[Instructions for the task]: Give an exact transcription of every line, dropping the images.

[Stored entries]:
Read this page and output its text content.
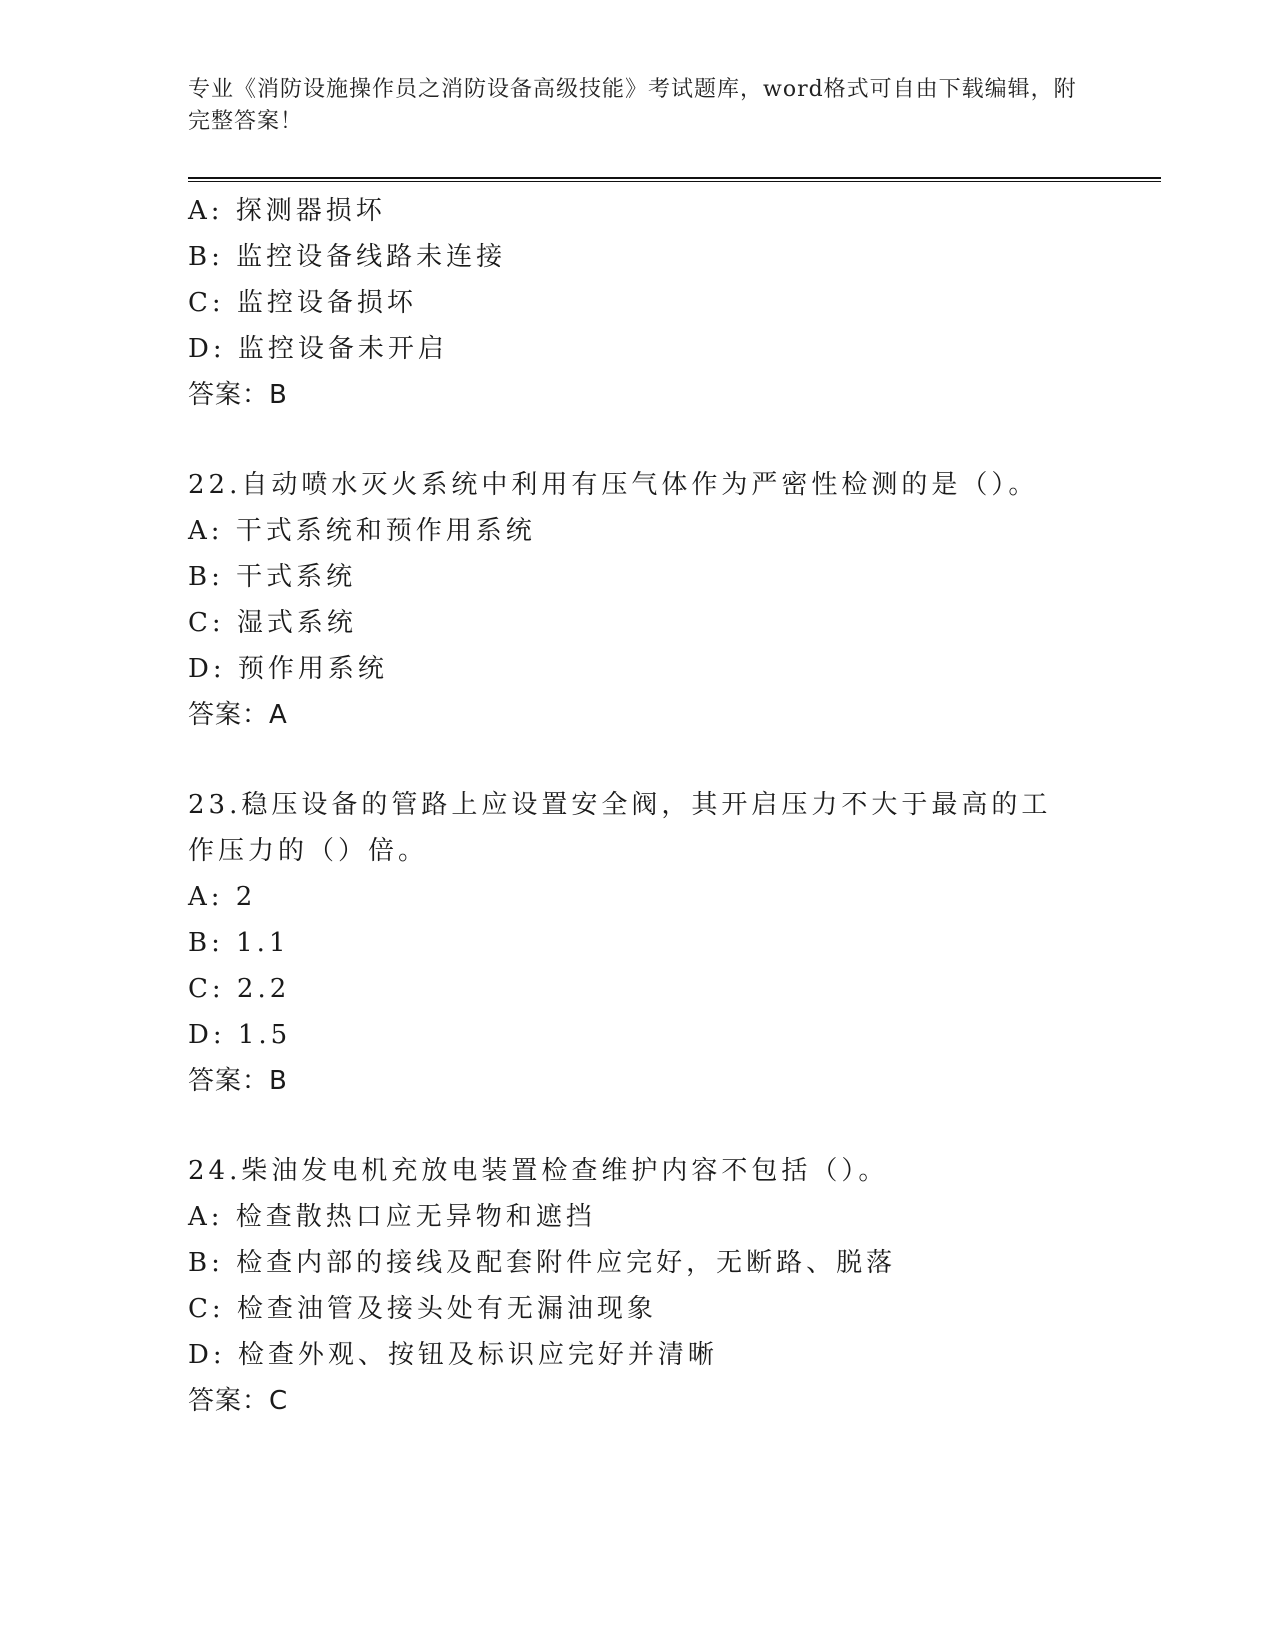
专业《消防设施操作员之消防设备高级技能》考试题库，word格式可自由下载编辑，附完整答案！
A: 探测器损坏
B: 监控设备线路未连接
C: 监控设备损坏
D: 监控设备未开启
答案：B
22.自动喷水灭火系统中利用有压气体作为严密性检测的是（）。
A: 干式系统和预作用系统
B: 干式系统
C: 湿式系统
D: 预作用系统
答案：A
23.稳压设备的管路上应设置安全阀，其开启压力不大于最高的工作压力的（）倍。
A: 2
B: 1.1
C: 2.2
D: 1.5
答案：B
24.柴油发电机充放电装置检查维护内容不包括（）。
A: 检查散热口应无异物和遮挡
B: 检查内部的接线及配套附件应完好，无断路、脱落
C: 检查油管及接头处有无漏油现象
D: 检查外观、按钮及标识应完好并清晰
答案：C
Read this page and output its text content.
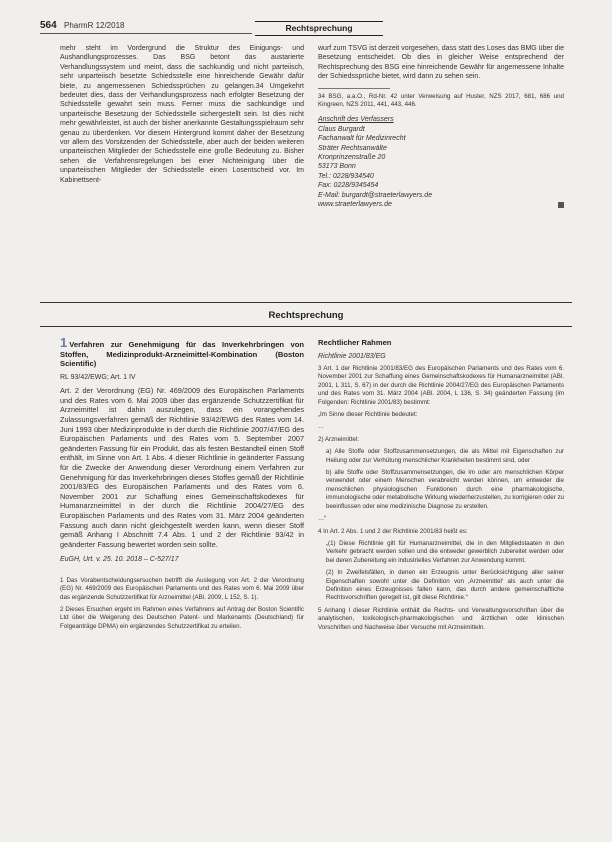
564 PharmR 12/2018	Rechtsprechung

mehr steht im Vordergrund die Struktur des Einigungs- und Aushandlungsprozesses. Das BSG betont das austarierte Verhandlungssystem und meint, dass die sachkundig und nicht parteiisch, sehr unparteiisch besetzte Schiedsstelle eine hinreichende Gewähr dafür biete, zu angemessenen Schiedssprüchen zu gelangen.34 Umgekehrt bedeutet dies, dass der Verhandlungsprozess nach erfolgter Besetzung der Schiedsstelle gewahrt sein muss. Ferner muss die sachkundige und unparteiische Besetzung der Schiedsstelle sichergestellt sein. Ist dies nicht mehr gewährleistet, ist auch der bisher anerkannte Gestaltungsspielraum sehr genau zu überdenken. Vor diesem Hintergrund kommt daher der Besetzung vor allem des Vorsitzenden der Schiedsstelle, aber auch der beiden weiteren unparteiischen Mitglieder der Schiedsstelle eine große Bedeutung zu. Bisher sehen die Verfahrensregelungen bei einer Nichteinigung über die unparteiischen Mitglieder der Schiedsstelle einen Losentscheid vor. Im Kabinettsent-

wurf zum TSVG ist derzeit vorgesehen, dass statt des Loses das BMG über die Besetzung entscheidet. Ob dies in gleicher Weise entsprechend der Rechtsprechung des BSG eine hinreichende Gewähr für angemessene Inhalte der Schiedssprüche bietet, wird dann zu sehen sein.

34 BSG, a.a.O., Rd-Nr. 42 unter Verweisung auf Huster, NZS 2017, 681, 686 und Kingreen, NZS 2011, 441, 443, 446.

Anschrift des Verfassers
Claus Burgardt
Fachanwalt für Medizinrecht
Sträter Rechtsanwälte
Kronprinzenstraße 20
53173 Bonn
Tel.: 0228/934540
Fax: 0228/9345454
E-Mail: burgardt@straeterlawyers.de
www.straeterlawyers.de
Rechtsprechung
1 Verfahren zur Genehmigung für das Inverkehrbringen von Stoffen, Medizinprodukt-Arzneimittel-Kombination (Boston Scientific)

RL 93/42/EWG; Art. 1 IV

Art. 2 der Verordnung (EG) Nr. 469/2009 des Europäischen Parlaments und des Rates vom 6. Mai 2009 über das ergänzende Schutzzertifikat für Arzneimittel ist dahin auszulegen, dass ein vorangehendes Zulassungsverfahren gemäß der Richtlinie 93/42/EWG des Rates vom 14. Juni 1993 über Medizinprodukte in der durch die Richtlinie 2007/47/EG des Europäischen Parlaments und des Rates vom 5. September 2007 geänderten Fassung für ein Produkt, das als festen Bestandteil einen Stoff enthält, im Sinne von Art. 1 Abs. 4 dieser Richtlinie in geänderter Fassung für die Zwecke der Anwendung dieser Verordnung einem Verfahren zur Genehmigung für das Inverkehrbringen dieses Stoffes gemäß der Richtlinie 2001/83/EG des Europäischen Parlaments und des Rates vom 6. November 2001 zur Schaffung eines Gemeinschaftskodexes für Humanarzneimittel in der durch die Richtlinie 2004/27/EG des Europäischen Parlaments und des Rates vom 31. März 2004 geänderten Fassung auch dann nicht gleichgestellt werden kann, wenn dieser Stoff gemäß Anhang I Abschnitt 7.4 Abs. 1 und 2 der Richtlinie 93/42 in geänderter Fassung bewertet worden sein sollte.

EuGH, Urt. v. 25. 10. 2018 – C-527/17

1 Das Vorabentscheidungsersuchen betrifft die Auslegung von Art. 2 der Verordnung (EG) Nr. 469/2009 des Europäischen Parlaments und des Rates vom 6. Mai 2009 über das ergänzende Schutzzertifikat für Arzneimittel (ABl. 2009, L 152, S. 1).

2 Dieses Ersuchen ergeht im Rahmen eines Verfahrens auf Antrag der Boston Scientific Ltd über die Weigerung des Deutschen Patent- und Markenamts (Deutschland) für Folgeanträge DPMA) ein ergänzendes Schutzzertifikat zu erteilen.

Rechtlicher Rahmen

Richtlinie 2001/83/EG

3 Art. 1 der Richtlinie 2001/83/EG des Europäischen Parlaments und des Rates vom 6. November 2001 zur Schaffung eines Gemeinschaftskodexes für Humanarzneimittel (ABl. 2001, L 311, S. 67) in der durch die Richtlinie 2004/27/EG des Europäischen Parlaments und des Rates vom 31. März 2004 (ABl. 2004, L 136, S. 34) geänderten Fassung (im Folgenden: Richtlinie 2001/83) bestimmt:

„Im Sinne dieser Richtlinie bedeutet:

…

2) Arzneimittel:

a) Alle Stoffe oder Stoffzusammensetzungen, die als Mittel mit Eigenschaften zur Heilung oder zur Verhütung menschlicher Krankheiten bestimmt sind, oder

b) alle Stoffe oder Stoffzusammensetzungen, die im oder am menschlichen Körper verwendet oder einem Menschen verabreicht werden können, um entweder die menschlichen physiologischen Funktionen durch eine pharmakologische, immunologische oder metabolische Wirkung wiederherzustellen, zu korrigieren oder zu beeinflussen oder eine medizinische Diagnose zu erstellen.

…“

4 In Art. 2 Abs. 1 und 2 der Richtlinie 2001/83 heißt es:

„(1) Diese Richtlinie gilt für Humanarzneimittel, die in den Mitgliedstaaten in den Verkehr gebracht werden sollen und die entweder gewerblich zubereitet werden oder bei deren Zubereitung ein industrielles Verfahren zur Anwendung kommt.

(2) In Zweifelsfällen, in denen ein Erzeugnis unter Berücksichtigung aller seiner Eigenschaften sowohl unter die Definition von ‚Arzneimittel‘ als auch unter die Definition eines Erzeugnisses fallen kann, das durch andere gemeinschaftliche Rechtsvorschriften geregelt ist, gilt diese Richtlinie.“

5 Anhang I dieser Richtlinie enthält die Rechts- und Verwaltungsvorschriften über die analytischen, toxikologisch-pharmakologischen und ärztlichen oder klinischen Vorschriften und Nachweise über Versuche mit Arzneimitteln.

[Answer to this problem]:
Read this page and output its text content.
专业《消防设施操作员之消防设备高级技能》考试题库，word格式可自由下载编辑，附完整答案！
A: 探测器损坏
B: 监控设备线路未连接
C: 监控设备损坏
D: 监控设备未开启
答案：B
22.自动喷水灭火系统中利用有压气体作为严密性检测的是（）。
A: 干式系统和预作用系统
B: 干式系统
C: 湿式系统
D: 预作用系统
答案：A
23.稳压设备的管路上应设置安全阀，其开启压力不大于最高的工作压力的（）倍。
A: 2
B: 1.1
C: 2.2
D: 1.5
答案：B
24.柴油发电机充放电装置检查维护内容不包括（）。
A: 检查散热口应无异物和遮挡
B: 检查内部的接线及配套附件应完好，无断路、脱落
C: 检查油管及接头处有无漏油现象
D: 检查外观、按钮及标识应完好并清晰
答案：C
Read this page and output its text content.
564 PharmR 12/2018	Rechtsprechung

mehr steht im Vordergrund die Struktur des Einigungs- und Aushandlungsprozesses. Das BSG betont das austarierte Verhandlungssystem und meint, dass die sachkundig und nicht parteiisch, sehr unparteiisch besetzte Schiedsstelle eine hinreichende Gewähr dafür biete, zu angemessenen Schiedssprüchen zu gelangen.34 Umgekehrt bedeutet dies, dass der Verhandlungsprozess nach erfolgter Besetzung der Schiedsstelle gewahrt sein muss. Ferner muss die sachkundige und unparteiische Besetzung der Schiedsstelle sichergestellt sein. Ist dies nicht mehr gewährleistet, ist auch der bisher anerkannte Gestaltungsspielraum sehr genau zu überdenken. Vor diesem Hintergrund kommt daher der Besetzung vor allem des Vorsitzenden der Schiedsstelle, aber auch der beiden weiteren unparteiischen Mitglieder der Schiedsstelle eine große Bedeutung zu. Bisher sehen die Verfahrensregelungen bei einer Nichteinigung über die unparteiischen Mitglieder der Schiedsstelle einen Losentscheid vor. Im Kabinettsent-

wurf zum TSVG ist derzeit vorgesehen, dass statt des Loses das BMG über die Besetzung entscheidet. Ob dies in gleicher Weise entsprechend der Rechtsprechung des BSG eine hinreichende Gewähr für angemessene Inhalte der Schiedssprüche bietet, wird dann zu sehen sein.

34 BSG, a.a.O., Rd-Nr. 42 unter Verweisung auf Huster, NZS 2017, 681, 686 und Kingreen, NZS 2011, 441, 443, 446.

Anschrift des Verfassers
Claus Burgardt
Fachanwalt für Medizinrecht
Sträter Rechtsanwälte
Kronprinzenstraße 20
53173 Bonn
Tel.: 0228/934540
Fax: 0228/9345454
E-Mail: burgardt@straeterlawyers.de
www.straeterlawyers.de
Rechtsprechung
1 Verfahren zur Genehmigung für das Inverkehrbringen von Stoffen, Medizinprodukt-Arzneimittel-Kombination (Boston Scientific)

RL 93/42/EWG; Art. 1 IV

Art. 2 der Verordnung (EG) Nr. 469/2009 des Europäischen Parlaments und des Rates vom 6. Mai 2009 über das ergänzende Schutzzertifikat für Arzneimittel ist dahin auszulegen, dass ein vorangehendes Zulassungsverfahren gemäß der Richtlinie 93/42/EWG des Rates vom 14. Juni 1993 über Medizinprodukte in der durch die Richtlinie 2007/47/EG des Europäischen Parlaments und des Rates vom 5. September 2007 geänderten Fassung für ein Produkt, das als festen Bestandteil einen Stoff enthält, im Sinne von Art. 1 Abs. 4 dieser Richtlinie in geänderter Fassung für die Zwecke der Anwendung dieser Verordnung einem Verfahren zur Genehmigung für das Inverkehrbringen dieses Stoffes gemäß der Richtlinie 2001/83/EG des Europäischen Parlaments und des Rates vom 6. November 2001 zur Schaffung eines Gemeinschaftskodexes für Humanarzneimittel in der durch die Richtlinie 2004/27/EG des Europäischen Parlaments und des Rates vom 31. März 2004 geänderten Fassung auch dann nicht gleichgestellt werden kann, wenn dieser Stoff gemäß Anhang I Abschnitt 7.4 Abs. 1 und 2 der Richtlinie 93/42 in geänderter Fassung bewertet worden sein sollte.

EuGH, Urt. v. 25. 10. 2018 – C-527/17

1 Das Vorabentscheidungsersuchen betrifft die Auslegung von Art. 2 der Verordnung (EG) Nr. 469/2009 des Europäischen Parlaments und des Rates vom 6. Mai 2009 über das ergänzende Schutzzertifikat für Arzneimittel (ABl. 2009, L 152, S. 1).

2 Dieses Ersuchen ergeht im Rahmen eines Verfahrens auf Antrag der Boston Scientific Ltd über die Weigerung des Deutschen Patent- und Markenamts (Deutschland) für Folgeanträge DPMA) ein ergänzendes Schutzzertifikat zu erteilen.

Rechtlicher Rahmen

Richtlinie 2001/83/EG

3 Art. 1 der Richtlinie 2001/83/EG des Europäischen Parlaments und des Rates vom 6. November 2001 zur Schaffung eines Gemeinschaftskodexes für Humanarzneimittel (ABl. 2001, L 311, S. 67) in der durch die Richtlinie 2004/27/EG des Europäischen Parlaments und des Rates vom 31. März 2004 (ABl. 2004, L 136, S. 34) geänderten Fassung (im Folgenden: Richtlinie 2001/83) bestimmt:

„Im Sinne dieser Richtlinie bedeutet:

…

2) Arzneimittel:

a) Alle Stoffe oder Stoffzusammensetzungen, die als Mittel mit Eigenschaften zur Heilung oder zur Verhütung menschlicher Krankheiten bestimmt sind, oder

b) alle Stoffe oder Stoffzusammensetzungen, die im oder am menschlichen Körper verwendet oder einem Menschen verabreicht werden können, um entweder die menschlichen physiologischen Funktionen durch eine pharmakologische, immunologische oder metabolische Wirkung wiederherzustellen, zu korrigieren oder zu beeinflussen oder eine medizinische Diagnose zu erstellen.

…“

4 In Art. 2 Abs. 1 und 2 der Richtlinie 2001/83 heißt es:

„(1) Diese Richtlinie gilt für Humanarzneimittel, die in den Mitgliedstaaten in den Verkehr gebracht werden sollen und die entweder gewerblich zubereitet werden oder bei deren Zubereitung ein industrielles Verfahren zur Anwendung kommt.

(2) In Zweifelsfällen, in denen ein Erzeugnis unter Berücksichtigung aller seiner Eigenschaften sowohl unter die Definition von ‚Arzneimittel‘ als auch unter die Definition eines Erzeugnisses fallen kann, das durch andere gemeinschaftliche Rechtsvorschriften geregelt ist, gilt diese Richtlinie.“

5 Anhang I dieser Richtlinie enthält die Rechts- und Verwaltungsvorschriften über die analytischen, toxikologisch-pharmakologischen und ärztlichen oder klinischen Vorschriften und Nachweise über Versuche mit Arzneimitteln.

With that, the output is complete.